[Page content transcription data]
>>>>>

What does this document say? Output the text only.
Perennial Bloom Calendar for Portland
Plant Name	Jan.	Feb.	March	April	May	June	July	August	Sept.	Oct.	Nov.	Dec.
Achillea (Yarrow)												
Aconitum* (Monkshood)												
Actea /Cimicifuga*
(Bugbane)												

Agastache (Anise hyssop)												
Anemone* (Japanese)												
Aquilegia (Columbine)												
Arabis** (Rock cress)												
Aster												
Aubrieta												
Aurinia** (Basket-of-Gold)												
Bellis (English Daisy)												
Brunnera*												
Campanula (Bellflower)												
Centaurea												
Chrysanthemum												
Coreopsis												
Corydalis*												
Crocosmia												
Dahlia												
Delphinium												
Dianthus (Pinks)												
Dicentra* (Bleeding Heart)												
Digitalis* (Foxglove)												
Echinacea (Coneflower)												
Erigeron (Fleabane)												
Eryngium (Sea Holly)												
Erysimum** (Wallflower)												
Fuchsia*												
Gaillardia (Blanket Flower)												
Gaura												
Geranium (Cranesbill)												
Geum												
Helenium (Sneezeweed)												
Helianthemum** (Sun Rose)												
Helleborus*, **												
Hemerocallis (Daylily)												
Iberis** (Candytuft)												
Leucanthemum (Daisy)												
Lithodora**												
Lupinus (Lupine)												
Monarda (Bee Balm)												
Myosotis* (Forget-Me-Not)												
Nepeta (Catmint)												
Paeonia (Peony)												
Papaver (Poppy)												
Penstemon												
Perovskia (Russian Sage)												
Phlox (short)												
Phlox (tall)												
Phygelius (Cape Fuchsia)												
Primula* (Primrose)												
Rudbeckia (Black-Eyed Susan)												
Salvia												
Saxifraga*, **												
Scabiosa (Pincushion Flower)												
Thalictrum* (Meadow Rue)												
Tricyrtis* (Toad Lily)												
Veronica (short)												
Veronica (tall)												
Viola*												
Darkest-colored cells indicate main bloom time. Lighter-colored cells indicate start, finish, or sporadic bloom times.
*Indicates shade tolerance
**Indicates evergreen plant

<<<<<

When you reach the end of the data, write every line out again verbatim.

_RESPONSE_:
What does this document say? Output the text only.
Perennial Bloom Calendar for Portland
Plant Name	Jan.	Feb.	March	April	May	June	July	August	Sept.	Oct.	Nov.	Dec.
Achillea (Yarrow)												
Aconitum* (Monkshood)												
Actea /Cimicifuga*
(Bugbane)												

Agastache (Anise hyssop)												
Anemone* (Japanese)												
Aquilegia (Columbine)												
Arabis** (Rock cress)												
Aster												
Aubrieta												
Aurinia** (Basket-of-Gold)												
Bellis (English Daisy)												
Brunnera*												
Campanula (Bellflower)												
Centaurea												
Chrysanthemum												
Coreopsis												
Corydalis*												
Crocosmia												
Dahlia												
Delphinium												
Dianthus (Pinks)												
Dicentra* (Bleeding Heart)												
Digitalis* (Foxglove)												
Echinacea (Coneflower)												
Erigeron (Fleabane)												
Eryngium (Sea Holly)												
Erysimum** (Wallflower)												
Fuchsia*												
Gaillardia (Blanket Flower)												
Gaura												
Geranium (Cranesbill)												
Geum												
Helenium (Sneezeweed)												
Helianthemum** (Sun Rose)												
Helleborus*, **												
Hemerocallis (Daylily)												
Iberis** (Candytuft)												
Leucanthemum (Daisy)												
Lithodora**												
Lupinus (Lupine)												
Monarda (Bee Balm)												
Myosotis* (Forget-Me-Not)												
Nepeta (Catmint)												
Paeonia (Peony)												
Papaver (Poppy)												
Penstemon												
Perovskia (Russian Sage)												
Phlox (short)												
Phlox (tall)												
Phygelius (Cape Fuchsia)												
Primula* (Primrose)												
Rudbeckia (Black-Eyed Susan)												
Salvia												
Saxifraga*, **												
Scabiosa (Pincushion Flower)												
Thalictrum* (Meadow Rue)												
Tricyrtis* (Toad Lily)												
Veronica (short)												
Veronica (tall)												
Viola*												
Darkest-colored cells indicate main bloom time. Lighter-colored cells indicate start, finish, or sporadic bloom times.
*Indicates shade tolerance
**Indicates evergreen plant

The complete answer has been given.